* START EXERCISE MATERIAL *

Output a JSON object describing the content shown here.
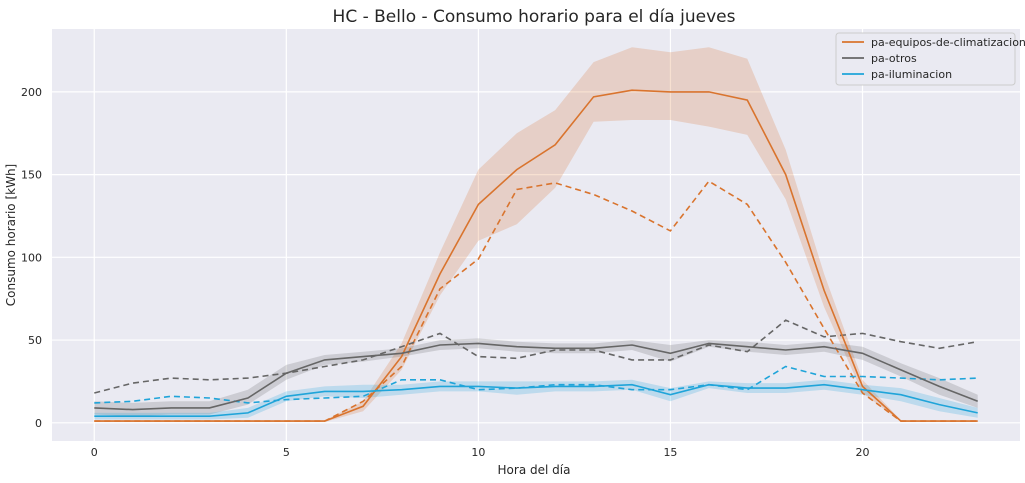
{
  "chart_data": {
    "type": "line",
    "title": "HC - Bello - Consumo horario para el día jueves",
    "xlabel": "Hora del día",
    "ylabel": "Consumo horario [kWh]",
    "xlim": [
      -1.1,
      24.1
    ],
    "ylim": [
      -11,
      238
    ],
    "xticks": [
      0,
      5,
      10,
      15,
      20
    ],
    "yticks": [
      0,
      50,
      100,
      150,
      200
    ],
    "grid": true,
    "legend_position": "top-right",
    "x": [
      0,
      1,
      2,
      3,
      4,
      5,
      6,
      7,
      8,
      9,
      10,
      11,
      12,
      13,
      14,
      15,
      16,
      17,
      18,
      19,
      20,
      21,
      22,
      23
    ],
    "series": [
      {
        "name": "pa-equipos-de-climatizacion",
        "color": "#d9742e",
        "mean": [
          1,
          1,
          1,
          1,
          1,
          1,
          1,
          10,
          40,
          90,
          132,
          153,
          168,
          197,
          201,
          200,
          200,
          195,
          150,
          80,
          22,
          1,
          1,
          1
        ],
        "lower": [
          0.5,
          0.5,
          0.5,
          0.5,
          0.5,
          0.5,
          0.5,
          7,
          32,
          77,
          110,
          120,
          142,
          182,
          183,
          183,
          179,
          174,
          135,
          70,
          18,
          0.5,
          0.5,
          0.5
        ],
        "upper": [
          1.5,
          1.5,
          1.5,
          1.5,
          1.5,
          1.5,
          1.5,
          13,
          48,
          103,
          153,
          175,
          189,
          218,
          227,
          224,
          227,
          220,
          165,
          90,
          26,
          1.5,
          1.5,
          1.5
        ],
        "reference": [
          1,
          1,
          1,
          1,
          1,
          1,
          1,
          13,
          34,
          81,
          99,
          141,
          145,
          138,
          128,
          116,
          146,
          132,
          97,
          57,
          18,
          1,
          1,
          1
        ]
      },
      {
        "name": "pa-otros",
        "color": "#666666",
        "mean": [
          9,
          8,
          9,
          9,
          15,
          30,
          38,
          40,
          42,
          47,
          48,
          46,
          45,
          45,
          47,
          42,
          48,
          46,
          44,
          46,
          42,
          32,
          22,
          13
        ],
        "lower": [
          5,
          4,
          5,
          5,
          11,
          26,
          35,
          37,
          40,
          44,
          45,
          43,
          42,
          42,
          44,
          37,
          46,
          43,
          41,
          43,
          38,
          28,
          17,
          9
        ],
        "upper": [
          13,
          12,
          13,
          13,
          20,
          35,
          41,
          43,
          45,
          50,
          51,
          49,
          48,
          48,
          50,
          47,
          50,
          49,
          47,
          49,
          46,
          36,
          27,
          17
        ],
        "reference": [
          18,
          24,
          27,
          26,
          27,
          30,
          34,
          38,
          46,
          54,
          40,
          39,
          44,
          44,
          38,
          38,
          47,
          43,
          62,
          52,
          54,
          49,
          45,
          49
        ]
      },
      {
        "name": "pa-iluminacion",
        "color": "#1fa4d9",
        "mean": [
          4,
          4,
          4,
          4,
          6,
          16,
          19,
          19,
          20,
          22,
          22,
          21,
          22,
          22,
          23,
          17,
          23,
          21,
          21,
          23,
          20,
          17,
          11,
          6
        ],
        "lower": [
          2,
          2,
          2,
          2,
          3,
          13,
          16,
          15,
          17,
          19,
          19,
          17,
          19,
          19,
          20,
          13,
          21,
          18,
          18,
          20,
          17,
          13,
          7,
          3
        ],
        "upper": [
          6,
          6,
          6,
          6,
          9,
          19,
          22,
          23,
          23,
          25,
          25,
          25,
          25,
          25,
          26,
          21,
          25,
          24,
          24,
          26,
          23,
          21,
          15,
          9
        ],
        "reference": [
          12,
          13,
          16,
          15,
          12,
          14,
          15,
          16,
          26,
          26,
          20,
          21,
          23,
          23,
          20,
          20,
          23,
          20,
          34,
          28,
          28,
          27,
          26,
          27
        ]
      }
    ]
  }
}
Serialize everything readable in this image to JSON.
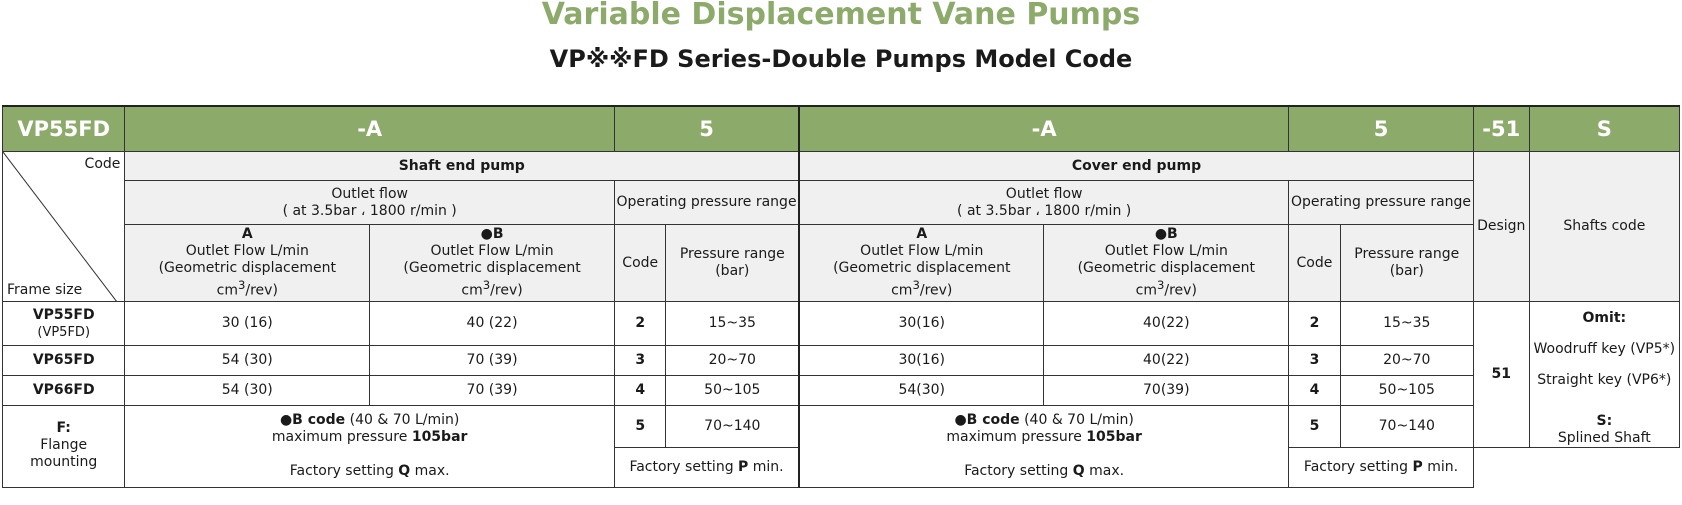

* END EXERCISE MATERIAL *

Scan the material above for the word "horario". Copy each line where it occurs.

    "title": "HC - Bello - Consumo horario para el día jueves",
    "ylabel": "Consumo horario [kWh]",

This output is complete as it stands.